:: Exercise goal ::
Write out the whole listing again, exactly.

:: Items ::
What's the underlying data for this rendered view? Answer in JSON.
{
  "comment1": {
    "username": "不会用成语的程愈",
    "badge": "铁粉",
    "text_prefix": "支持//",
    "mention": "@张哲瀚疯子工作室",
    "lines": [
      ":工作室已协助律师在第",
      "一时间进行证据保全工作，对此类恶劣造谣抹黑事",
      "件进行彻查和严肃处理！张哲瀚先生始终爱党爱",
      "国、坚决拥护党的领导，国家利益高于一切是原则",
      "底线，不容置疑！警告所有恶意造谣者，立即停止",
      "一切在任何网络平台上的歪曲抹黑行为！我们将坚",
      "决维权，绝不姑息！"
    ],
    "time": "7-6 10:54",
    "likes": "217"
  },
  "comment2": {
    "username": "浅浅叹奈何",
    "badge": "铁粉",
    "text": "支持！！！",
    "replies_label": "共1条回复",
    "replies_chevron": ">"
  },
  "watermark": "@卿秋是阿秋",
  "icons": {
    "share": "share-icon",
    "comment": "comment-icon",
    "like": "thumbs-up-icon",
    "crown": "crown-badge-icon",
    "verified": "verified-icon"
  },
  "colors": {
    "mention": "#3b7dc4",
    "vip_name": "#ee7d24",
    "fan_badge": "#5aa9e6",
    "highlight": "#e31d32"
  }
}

:: Solved exercise ::
What's the underlying data for this rendered view? Answer in JSON.
{
  "comment1": {
    "username": "不会用成语的程愈",
    "badge": "铁粉",
    "text_prefix": "支持//",
    "mention": "@张哲瀚疯子工作室",
    "lines": [
      ":工作室已协助律师在第",
      "一时间进行证据保全工作，对此类恶劣造谣抹黑事",
      "件进行彻查和严肃处理！张哲瀚先生始终爱党爱",
      "国、坚决拥护党的领导，国家利益高于一切是原则",
      "底线，不容置疑！警告所有恶意造谣者，立即停止",
      "一切在任何网络平台上的歪曲抹黑行为！我们将坚",
      "决维权，绝不姑息！"
    ],
    "time": "7-6 10:54",
    "likes": "217"
  },
  "comment2": {
    "username": "浅浅叹奈何",
    "badge": "铁粉",
    "text": "支持！！！",
    "replies_label": "共1条回复",
    "replies_chevron": ">"
  },
  "watermark": "@卿秋是阿秋",
  "icons": {
    "share": "share-icon",
    "comment": "comment-icon",
    "like": "thumbs-up-icon",
    "crown": "crown-badge-icon",
    "verified": "verified-icon"
  },
  "colors": {
    "mention": "#3b7dc4",
    "vip_name": "#ee7d24",
    "fan_badge": "#5aa9e6",
    "highlight": "#e31d32"
  }
}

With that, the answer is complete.